# [Brano da leggere]
Andiamo a pranzo nell’immenso pub dove va a pranzo tutta la gente Apple. In questo pub ci sta un megaschermo supergigante che fa vedere gli sport di tutto il mondo frammentati in un centinaio di schermi. Mi pare di aver intravisto anche una Juve Stabia – Cavese, ma non vorrei sbagliarmi. Cmq,  roba da mal e cap. Mi siedo con le spalle ai megaschermi. Io sto tutta contenta con la felpetta nuova, ma il Capo è un po’ ombritico.

“Capo, ma ti è piaciuta questa Apple?”
“Sì, ma mi ha messo anche un po’ di tristezza”

Eccoci. A me vedere tutte le tipe che entravano e uscivano con il bicchierone di caffà e il badge Apple appeso ai jeans non ha fatto nessun effetto particolare. E’ un lavoro, un lavoro figo, a 5mila chilometri da dove lavoro io, in un’altra lingua e in un posto molto ambito, ma è pur sempre un lavoro. Ed è una possibilità che –- per me, per il momento– è ancora là.  Se volessi, se mi impegnassi. Ma è ancora un se. (Ho 15 anni di meno, io).

Beviamoci una birra che poi voglio andare a vedere Facebook.

Ma prima passiamo a Mountain View. Dov’è che sarà il Google Plex? A via Google!

3 di noi che cerchiamo di mimetizzarci nel giardino di Google

Parcheggiamo nel parcheggio di Via Google e ci intrufoliamo nel giardino esterno. Il giardino esterno di Google sembra l’università di Fisciano ma è più figo. Ci sono i prati come là, solo che in più c’è un campo da beach-volley. E una scultura di dinosauro con fenicotteri rosa attorno. Finti. Molte sedie e molti tavolini dove sta gente coi portatili a lavorare. Pure qua, nessuno invidia particolare. Affinale questi stanno a pigliarsi un po’ di sole nel giardinetto. Io in pausa pranzo me ne vado giù Marina Piccola e mi bevo il daiquiri alla fragola sulla sdraio in fronte al Faraglione. E che tengo da vedere?

# [Dati mostrati]
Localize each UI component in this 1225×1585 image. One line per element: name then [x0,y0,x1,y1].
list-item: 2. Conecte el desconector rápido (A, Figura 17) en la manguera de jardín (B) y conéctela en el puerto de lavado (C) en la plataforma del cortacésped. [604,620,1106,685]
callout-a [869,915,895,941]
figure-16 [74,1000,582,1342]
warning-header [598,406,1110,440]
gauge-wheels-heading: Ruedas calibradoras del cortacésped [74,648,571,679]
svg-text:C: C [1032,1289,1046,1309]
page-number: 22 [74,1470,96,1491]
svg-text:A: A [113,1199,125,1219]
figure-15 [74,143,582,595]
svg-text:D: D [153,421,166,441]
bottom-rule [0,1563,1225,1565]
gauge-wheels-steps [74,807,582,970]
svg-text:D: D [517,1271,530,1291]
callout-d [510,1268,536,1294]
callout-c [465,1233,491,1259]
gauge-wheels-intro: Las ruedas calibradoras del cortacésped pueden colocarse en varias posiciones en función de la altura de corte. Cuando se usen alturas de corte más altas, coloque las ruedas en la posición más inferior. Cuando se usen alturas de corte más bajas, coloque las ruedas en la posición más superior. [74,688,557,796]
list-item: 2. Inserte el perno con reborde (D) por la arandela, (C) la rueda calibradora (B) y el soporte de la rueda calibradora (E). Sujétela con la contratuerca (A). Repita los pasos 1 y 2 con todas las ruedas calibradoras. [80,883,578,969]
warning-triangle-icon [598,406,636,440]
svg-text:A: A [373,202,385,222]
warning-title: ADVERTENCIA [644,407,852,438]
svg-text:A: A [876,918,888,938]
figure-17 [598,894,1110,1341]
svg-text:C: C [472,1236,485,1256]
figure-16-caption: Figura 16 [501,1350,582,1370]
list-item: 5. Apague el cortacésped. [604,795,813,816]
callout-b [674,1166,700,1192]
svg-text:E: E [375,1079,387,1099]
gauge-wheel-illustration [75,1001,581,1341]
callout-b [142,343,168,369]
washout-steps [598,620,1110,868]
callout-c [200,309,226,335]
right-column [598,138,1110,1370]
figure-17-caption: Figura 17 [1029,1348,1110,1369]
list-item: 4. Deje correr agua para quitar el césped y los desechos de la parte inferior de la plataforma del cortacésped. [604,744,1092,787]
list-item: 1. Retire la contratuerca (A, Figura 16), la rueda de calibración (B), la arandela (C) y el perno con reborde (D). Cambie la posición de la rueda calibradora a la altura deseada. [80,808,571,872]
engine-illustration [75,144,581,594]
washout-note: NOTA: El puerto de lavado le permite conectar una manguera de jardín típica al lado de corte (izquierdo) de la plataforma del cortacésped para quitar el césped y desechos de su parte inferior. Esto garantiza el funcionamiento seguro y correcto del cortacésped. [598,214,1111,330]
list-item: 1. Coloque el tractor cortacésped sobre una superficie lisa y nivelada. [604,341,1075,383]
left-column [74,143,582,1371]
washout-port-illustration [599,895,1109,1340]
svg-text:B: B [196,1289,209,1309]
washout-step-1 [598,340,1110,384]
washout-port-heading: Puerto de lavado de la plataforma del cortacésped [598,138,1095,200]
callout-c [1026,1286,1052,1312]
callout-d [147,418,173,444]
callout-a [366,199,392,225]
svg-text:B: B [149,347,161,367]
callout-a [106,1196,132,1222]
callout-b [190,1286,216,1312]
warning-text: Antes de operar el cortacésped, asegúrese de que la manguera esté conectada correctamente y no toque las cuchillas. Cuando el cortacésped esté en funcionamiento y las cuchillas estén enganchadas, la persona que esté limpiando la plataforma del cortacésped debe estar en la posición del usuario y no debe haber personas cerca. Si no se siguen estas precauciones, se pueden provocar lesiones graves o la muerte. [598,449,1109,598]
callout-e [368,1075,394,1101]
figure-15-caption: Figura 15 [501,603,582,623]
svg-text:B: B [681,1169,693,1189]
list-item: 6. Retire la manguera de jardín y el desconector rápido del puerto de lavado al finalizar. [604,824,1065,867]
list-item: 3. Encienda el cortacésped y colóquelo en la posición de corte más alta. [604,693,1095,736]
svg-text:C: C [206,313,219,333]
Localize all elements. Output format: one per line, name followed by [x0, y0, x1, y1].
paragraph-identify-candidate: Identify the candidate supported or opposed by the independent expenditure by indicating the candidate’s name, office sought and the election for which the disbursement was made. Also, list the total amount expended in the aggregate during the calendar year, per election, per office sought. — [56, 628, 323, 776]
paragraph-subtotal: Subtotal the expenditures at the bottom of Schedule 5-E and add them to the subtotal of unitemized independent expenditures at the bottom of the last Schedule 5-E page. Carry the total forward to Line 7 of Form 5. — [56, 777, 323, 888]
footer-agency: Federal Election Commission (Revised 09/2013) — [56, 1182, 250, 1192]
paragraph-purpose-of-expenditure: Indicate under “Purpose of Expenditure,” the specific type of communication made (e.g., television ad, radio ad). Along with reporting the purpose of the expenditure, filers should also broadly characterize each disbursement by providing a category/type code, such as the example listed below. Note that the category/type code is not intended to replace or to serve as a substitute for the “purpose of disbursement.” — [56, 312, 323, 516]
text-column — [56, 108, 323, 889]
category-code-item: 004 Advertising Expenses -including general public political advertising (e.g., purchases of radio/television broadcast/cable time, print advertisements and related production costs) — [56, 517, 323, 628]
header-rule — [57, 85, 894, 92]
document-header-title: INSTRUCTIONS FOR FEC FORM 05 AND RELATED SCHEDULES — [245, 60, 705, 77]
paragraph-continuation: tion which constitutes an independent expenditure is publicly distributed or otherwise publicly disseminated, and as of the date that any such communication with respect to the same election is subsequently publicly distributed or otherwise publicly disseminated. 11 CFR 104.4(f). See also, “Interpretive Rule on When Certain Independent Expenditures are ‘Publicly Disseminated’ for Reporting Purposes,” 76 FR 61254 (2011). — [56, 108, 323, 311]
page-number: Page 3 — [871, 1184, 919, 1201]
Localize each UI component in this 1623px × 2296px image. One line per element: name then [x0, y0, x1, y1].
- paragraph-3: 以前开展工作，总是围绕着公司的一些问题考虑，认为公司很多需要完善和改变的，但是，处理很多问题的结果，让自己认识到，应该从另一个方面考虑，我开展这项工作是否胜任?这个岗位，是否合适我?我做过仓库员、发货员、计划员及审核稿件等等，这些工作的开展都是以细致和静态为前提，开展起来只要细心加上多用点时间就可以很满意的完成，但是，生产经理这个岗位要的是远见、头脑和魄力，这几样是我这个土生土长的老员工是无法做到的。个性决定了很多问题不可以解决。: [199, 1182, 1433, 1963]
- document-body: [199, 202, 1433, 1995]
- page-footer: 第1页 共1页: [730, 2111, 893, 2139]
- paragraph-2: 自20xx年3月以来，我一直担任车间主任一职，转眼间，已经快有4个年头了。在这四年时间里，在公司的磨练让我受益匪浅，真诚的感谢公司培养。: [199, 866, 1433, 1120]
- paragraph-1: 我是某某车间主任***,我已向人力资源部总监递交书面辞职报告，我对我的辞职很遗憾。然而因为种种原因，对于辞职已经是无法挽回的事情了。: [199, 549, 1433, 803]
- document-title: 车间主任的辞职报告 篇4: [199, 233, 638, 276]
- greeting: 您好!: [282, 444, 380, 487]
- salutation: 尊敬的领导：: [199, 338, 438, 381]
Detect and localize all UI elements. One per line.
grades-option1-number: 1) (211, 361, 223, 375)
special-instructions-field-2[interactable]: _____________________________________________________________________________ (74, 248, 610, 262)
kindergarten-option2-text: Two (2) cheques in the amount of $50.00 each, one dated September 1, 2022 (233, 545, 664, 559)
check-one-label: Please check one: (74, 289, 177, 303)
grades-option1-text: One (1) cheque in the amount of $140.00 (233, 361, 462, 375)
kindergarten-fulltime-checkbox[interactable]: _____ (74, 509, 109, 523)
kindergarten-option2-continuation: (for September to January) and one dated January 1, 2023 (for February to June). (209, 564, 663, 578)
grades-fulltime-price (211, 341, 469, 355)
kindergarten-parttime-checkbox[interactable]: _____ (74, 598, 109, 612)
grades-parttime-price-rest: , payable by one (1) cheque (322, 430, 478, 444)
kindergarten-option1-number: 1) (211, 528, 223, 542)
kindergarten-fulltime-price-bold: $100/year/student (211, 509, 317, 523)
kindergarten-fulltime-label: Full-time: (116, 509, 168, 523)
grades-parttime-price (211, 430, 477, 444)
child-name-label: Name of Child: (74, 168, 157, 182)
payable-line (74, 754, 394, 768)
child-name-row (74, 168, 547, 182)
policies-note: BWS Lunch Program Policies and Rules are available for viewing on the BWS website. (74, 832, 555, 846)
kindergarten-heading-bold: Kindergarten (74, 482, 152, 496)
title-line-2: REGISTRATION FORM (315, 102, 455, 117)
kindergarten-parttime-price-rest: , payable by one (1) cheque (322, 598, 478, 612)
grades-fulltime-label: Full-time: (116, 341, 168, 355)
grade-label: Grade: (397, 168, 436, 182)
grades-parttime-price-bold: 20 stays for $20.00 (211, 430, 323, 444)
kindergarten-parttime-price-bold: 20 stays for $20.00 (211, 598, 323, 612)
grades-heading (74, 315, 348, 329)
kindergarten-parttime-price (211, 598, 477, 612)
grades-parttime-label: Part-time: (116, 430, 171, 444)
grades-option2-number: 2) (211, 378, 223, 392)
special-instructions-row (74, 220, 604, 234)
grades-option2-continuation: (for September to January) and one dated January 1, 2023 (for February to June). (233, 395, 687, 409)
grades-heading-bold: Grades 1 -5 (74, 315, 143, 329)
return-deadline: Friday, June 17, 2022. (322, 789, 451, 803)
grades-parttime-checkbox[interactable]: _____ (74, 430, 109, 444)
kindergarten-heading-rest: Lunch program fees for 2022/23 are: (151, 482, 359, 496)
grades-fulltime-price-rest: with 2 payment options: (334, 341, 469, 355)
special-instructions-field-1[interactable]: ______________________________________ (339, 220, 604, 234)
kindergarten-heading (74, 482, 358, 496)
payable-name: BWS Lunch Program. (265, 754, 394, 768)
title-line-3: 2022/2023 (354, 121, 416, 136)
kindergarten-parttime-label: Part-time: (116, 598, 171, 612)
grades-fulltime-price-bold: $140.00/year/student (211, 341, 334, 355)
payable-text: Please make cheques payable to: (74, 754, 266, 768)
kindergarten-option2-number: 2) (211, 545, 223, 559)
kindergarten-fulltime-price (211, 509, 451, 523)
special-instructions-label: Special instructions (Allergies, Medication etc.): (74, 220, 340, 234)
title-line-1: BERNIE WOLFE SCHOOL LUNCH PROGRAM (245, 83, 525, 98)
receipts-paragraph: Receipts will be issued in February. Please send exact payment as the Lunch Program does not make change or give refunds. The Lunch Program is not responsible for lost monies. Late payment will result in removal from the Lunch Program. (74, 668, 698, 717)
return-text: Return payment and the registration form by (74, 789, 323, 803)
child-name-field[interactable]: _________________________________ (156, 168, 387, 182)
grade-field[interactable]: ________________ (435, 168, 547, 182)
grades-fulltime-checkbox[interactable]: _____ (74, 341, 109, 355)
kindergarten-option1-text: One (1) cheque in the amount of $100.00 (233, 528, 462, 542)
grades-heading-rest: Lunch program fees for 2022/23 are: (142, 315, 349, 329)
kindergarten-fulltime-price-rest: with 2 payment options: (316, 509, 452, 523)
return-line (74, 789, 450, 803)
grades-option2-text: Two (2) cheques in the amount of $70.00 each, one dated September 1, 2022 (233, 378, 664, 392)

# [Compito]
Rispondi a queste domande sul brano da leggere:
(a) Che cosa fa vedere il megaschermo del pub?
(b) In quale via parcheggiano prima di entrare nel giardino esterno di Google?
(c) Che cosa c'è attorno alla scultura di dinosauro?

# [Risposta completa]
(a) Fa vedere gli sport di tutto il mondo, frammentati in un centinaio di schermi.
(b) Parcheggiano nel parcheggio di Via Google.
(c) Attorno alla scultura ci sono dei fenicotteri rosa finti.